Write out the records again, exactly, leaving none out.
╭──
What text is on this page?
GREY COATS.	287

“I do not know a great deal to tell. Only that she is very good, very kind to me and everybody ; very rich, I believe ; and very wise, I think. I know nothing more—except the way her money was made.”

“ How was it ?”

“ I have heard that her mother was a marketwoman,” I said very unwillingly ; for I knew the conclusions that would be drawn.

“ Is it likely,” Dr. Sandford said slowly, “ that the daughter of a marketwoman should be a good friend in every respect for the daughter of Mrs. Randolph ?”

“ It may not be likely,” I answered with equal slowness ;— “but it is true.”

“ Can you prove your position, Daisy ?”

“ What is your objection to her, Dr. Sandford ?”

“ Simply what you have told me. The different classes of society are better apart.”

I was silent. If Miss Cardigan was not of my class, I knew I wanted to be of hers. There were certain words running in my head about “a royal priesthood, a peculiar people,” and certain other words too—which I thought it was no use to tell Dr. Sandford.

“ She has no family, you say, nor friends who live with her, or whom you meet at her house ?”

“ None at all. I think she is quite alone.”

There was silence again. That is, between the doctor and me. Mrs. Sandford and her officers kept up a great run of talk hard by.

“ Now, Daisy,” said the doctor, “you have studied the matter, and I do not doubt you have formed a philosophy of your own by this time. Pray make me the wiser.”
╰──
→ **SOLUTION BELOW**
What text is on this page?
GREY COATS.	287

“I do not know a great deal to tell. Only that she is very good, very kind to me and everybody ; very rich, I believe ; and very wise, I think. I know nothing more—except the way her money was made.”

“ How was it ?”

“ I have heard that her mother was a marketwoman,” I said very unwillingly ; for I knew the conclusions that would be drawn.

“ Is it likely,” Dr. Sandford said slowly, “ that the daughter of a marketwoman should be a good friend in every respect for the daughter of Mrs. Randolph ?”

“ It may not be likely,” I answered with equal slowness ;— “but it is true.”

“ Can you prove your position, Daisy ?”

“ What is your objection to her, Dr. Sandford ?”

“ Simply what you have told me. The different classes of society are better apart.”

I was silent. If Miss Cardigan was not of my class, I knew I wanted to be of hers. There were certain words running in my head about “a royal priesthood, a peculiar people,” and certain other words too—which I thought it was no use to tell Dr. Sandford.

“ She has no family, you say, nor friends who live with her, or whom you meet at her house ?”

“ None at all. I think she is quite alone.”

There was silence again. That is, between the doctor and me. Mrs. Sandford and her officers kept up a great run of talk hard by.

“ Now, Daisy,” said the doctor, “you have studied the matter, and I do not doubt you have formed a philosophy of your own by this time. Pray make me the wiser.”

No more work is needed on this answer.